# Magnetic Holder for Flattening blades



## ddillon (Sep 22, 2016)

I saw somewhere that someone was using magnets glued into a holding stick to be able to help hold plane/chisel blades while going through the flattening process. They also mentioned that on their diamond plates, the blades stuck to the plates for better contact while rubbing. As luck would have it, I happen to have steel diamond plates for sharpening.

Well, I was about to flatten a blade (for the first time on this yard sale blade) and just happened to see a forgotten harbor Freight "Multi-Position Magnetic Base" sitting on the shelf. Bells when off in my head and I thought maybe this will work to hold the blade.

OH-MY-GAWD!!!!! This was amazing. This thing has a lever for adjusting the amount of magnetic pull to the feet on the bottom. It perfectly fit the width of the blades, and could be easily adjusted to hold right across the top edge of the blade.

Exercises to complete =
1. In the listing lines starting at the first line of the listing and ending at the line that contains "publish-point-label: Publish Point", switch "interactable" to "clickable" and leave everything else unchanged.
2. Proceed with the post about the magnetic holder for flattening blades, picking up after its final sentence.

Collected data
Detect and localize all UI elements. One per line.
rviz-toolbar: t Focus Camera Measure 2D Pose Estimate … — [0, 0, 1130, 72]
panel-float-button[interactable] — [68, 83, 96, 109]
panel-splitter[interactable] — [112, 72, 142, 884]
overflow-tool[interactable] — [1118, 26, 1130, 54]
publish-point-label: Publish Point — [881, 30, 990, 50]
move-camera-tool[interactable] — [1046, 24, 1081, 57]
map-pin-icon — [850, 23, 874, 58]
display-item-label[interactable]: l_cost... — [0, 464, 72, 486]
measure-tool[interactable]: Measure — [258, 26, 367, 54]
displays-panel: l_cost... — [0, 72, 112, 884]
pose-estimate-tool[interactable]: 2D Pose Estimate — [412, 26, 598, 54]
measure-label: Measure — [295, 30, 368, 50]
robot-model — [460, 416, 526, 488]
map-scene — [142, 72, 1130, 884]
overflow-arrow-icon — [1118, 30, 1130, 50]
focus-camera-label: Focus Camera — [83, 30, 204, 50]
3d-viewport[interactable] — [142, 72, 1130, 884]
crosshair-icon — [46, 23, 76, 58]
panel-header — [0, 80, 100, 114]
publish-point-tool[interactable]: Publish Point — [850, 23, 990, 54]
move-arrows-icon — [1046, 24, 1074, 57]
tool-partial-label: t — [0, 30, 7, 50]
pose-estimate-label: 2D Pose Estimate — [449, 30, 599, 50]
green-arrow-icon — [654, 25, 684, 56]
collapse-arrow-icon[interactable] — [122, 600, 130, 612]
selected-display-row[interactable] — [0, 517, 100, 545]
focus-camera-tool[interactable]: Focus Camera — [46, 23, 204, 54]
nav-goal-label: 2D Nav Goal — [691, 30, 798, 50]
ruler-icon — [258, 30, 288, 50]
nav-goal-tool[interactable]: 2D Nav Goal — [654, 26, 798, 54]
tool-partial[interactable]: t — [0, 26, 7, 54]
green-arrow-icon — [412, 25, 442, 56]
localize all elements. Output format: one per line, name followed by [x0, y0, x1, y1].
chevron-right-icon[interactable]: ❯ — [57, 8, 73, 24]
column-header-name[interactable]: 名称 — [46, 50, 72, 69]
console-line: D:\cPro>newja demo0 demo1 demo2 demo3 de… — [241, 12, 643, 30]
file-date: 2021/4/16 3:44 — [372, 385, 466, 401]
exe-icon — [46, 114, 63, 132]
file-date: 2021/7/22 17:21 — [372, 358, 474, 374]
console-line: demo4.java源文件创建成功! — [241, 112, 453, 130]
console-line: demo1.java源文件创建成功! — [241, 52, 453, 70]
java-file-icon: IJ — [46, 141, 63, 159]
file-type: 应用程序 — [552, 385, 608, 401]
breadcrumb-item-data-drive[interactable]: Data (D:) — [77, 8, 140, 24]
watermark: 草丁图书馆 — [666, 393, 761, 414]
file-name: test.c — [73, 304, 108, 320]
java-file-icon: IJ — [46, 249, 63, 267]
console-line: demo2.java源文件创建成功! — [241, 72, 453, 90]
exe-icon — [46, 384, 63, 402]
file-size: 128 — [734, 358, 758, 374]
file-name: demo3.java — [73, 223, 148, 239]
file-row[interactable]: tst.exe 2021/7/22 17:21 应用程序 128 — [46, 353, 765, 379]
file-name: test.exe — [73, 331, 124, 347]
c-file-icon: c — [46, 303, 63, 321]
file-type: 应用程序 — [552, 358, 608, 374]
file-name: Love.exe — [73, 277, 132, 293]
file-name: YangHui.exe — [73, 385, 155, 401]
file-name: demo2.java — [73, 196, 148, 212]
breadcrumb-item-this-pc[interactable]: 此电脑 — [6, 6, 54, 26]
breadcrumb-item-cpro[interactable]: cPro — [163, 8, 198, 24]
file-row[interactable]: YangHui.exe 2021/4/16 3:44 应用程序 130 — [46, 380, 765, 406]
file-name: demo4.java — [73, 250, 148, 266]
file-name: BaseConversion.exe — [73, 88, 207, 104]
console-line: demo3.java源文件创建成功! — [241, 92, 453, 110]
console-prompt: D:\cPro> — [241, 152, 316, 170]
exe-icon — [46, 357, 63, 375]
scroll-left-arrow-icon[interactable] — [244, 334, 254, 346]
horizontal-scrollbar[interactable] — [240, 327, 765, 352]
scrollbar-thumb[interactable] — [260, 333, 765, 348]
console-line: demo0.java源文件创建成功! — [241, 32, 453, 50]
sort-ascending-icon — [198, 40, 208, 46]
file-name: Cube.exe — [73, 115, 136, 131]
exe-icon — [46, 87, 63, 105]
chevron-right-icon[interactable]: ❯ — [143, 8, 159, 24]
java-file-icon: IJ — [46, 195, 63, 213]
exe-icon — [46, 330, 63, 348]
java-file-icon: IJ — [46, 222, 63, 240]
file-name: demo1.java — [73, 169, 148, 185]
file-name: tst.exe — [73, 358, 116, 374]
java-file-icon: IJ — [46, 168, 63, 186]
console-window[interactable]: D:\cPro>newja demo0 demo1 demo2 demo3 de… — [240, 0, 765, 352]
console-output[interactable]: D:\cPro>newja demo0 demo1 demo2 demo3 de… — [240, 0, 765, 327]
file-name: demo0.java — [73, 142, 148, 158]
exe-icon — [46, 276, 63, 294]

Results for the exercise =
1.
Detect and localize all UI elements. One per line.
rviz-toolbar: t Focus Camera Measure 2D Pose Estimate … — [0, 0, 1130, 72]
panel-float-button[clickable] — [68, 83, 96, 109]
panel-splitter[clickable] — [112, 72, 142, 884]
overflow-tool[clickable] — [1118, 26, 1130, 54]
publish-point-label: Publish Point — [881, 30, 990, 50]

2.
It was so freaking amazingly easy, and perfect. I unscrewed the pole, so I was only having to hold the base. I could micro adjust the amount of magnetic pull to the diamond plate so I could control just how much force was applied to sanding the blade. And there was zero slippage of the blade between the magnetic base and the blade. My hands/fingers did not get tired pushing down on the blade because all the force was applied by the magnet, I just had to move the base back and forth.

Because of the strong, direct forces applied directly between the blade and diamond plate, the time to flatten the blade was probably 1/5 or 1/10 the time. The little adjuster lets you adjust from 0 to bunches (that would be the scientific term for magnetic suck).

I'll take more pictures later of this set up.


----------



## HokieKen (Apr 14, 2015)

Nice tip ddillon. I have an indicator base like that. Never considered using it to hold irons to lap the back side.

Welcome to the site!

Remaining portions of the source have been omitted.